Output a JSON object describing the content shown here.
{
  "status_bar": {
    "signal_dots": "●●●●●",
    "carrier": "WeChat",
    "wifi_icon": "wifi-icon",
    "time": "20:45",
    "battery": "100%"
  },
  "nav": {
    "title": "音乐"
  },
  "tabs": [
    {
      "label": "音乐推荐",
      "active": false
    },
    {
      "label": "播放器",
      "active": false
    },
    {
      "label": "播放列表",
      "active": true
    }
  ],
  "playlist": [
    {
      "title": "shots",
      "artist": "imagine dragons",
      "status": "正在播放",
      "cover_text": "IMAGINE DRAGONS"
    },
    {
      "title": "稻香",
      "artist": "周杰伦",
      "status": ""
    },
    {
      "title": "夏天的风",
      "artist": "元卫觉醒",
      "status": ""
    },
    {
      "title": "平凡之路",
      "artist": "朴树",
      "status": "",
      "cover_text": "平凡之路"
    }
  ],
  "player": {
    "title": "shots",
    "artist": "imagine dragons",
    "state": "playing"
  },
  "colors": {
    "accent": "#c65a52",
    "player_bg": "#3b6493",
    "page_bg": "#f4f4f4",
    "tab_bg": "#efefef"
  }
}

----------------------------------------

_Problem requirements_.
Reproduce the data in full, exactly as presented.

_Output for this exercise_.
Output a JSON object describing the content shown here.
{
  "status_bar": {
    "signal_dots": "●●●●●",
    "carrier": "WeChat",
    "wifi_icon": "wifi-icon",
    "time": "20:45",
    "battery": "100%"
  },
  "nav": {
    "title": "音乐"
  },
  "tabs": [
    {
      "label": "音乐推荐",
      "active": false
    },
    {
      "label": "播放器",
      "active": false
    },
    {
      "label": "播放列表",
      "active": true
    }
  ],
  "playlist": [
    {
      "title": "shots",
      "artist": "imagine dragons",
      "status": "正在播放",
      "cover_text": "IMAGINE DRAGONS"
    },
    {
      "title": "稻香",
      "artist": "周杰伦",
      "status": ""
    },
    {
      "title": "夏天的风",
      "artist": "元卫觉醒",
      "status": ""
    },
    {
      "title": "平凡之路",
      "artist": "朴树",
      "status": "",
      "cover_text": "平凡之路"
    }
  ],
  "player": {
    "title": "shots",
    "artist": "imagine dragons",
    "state": "playing"
  },
  "colors": {
    "accent": "#c65a52",
    "player_bg": "#3b6493",
    "page_bg": "#f4f4f4",
    "tab_bg": "#efefef"
  }
}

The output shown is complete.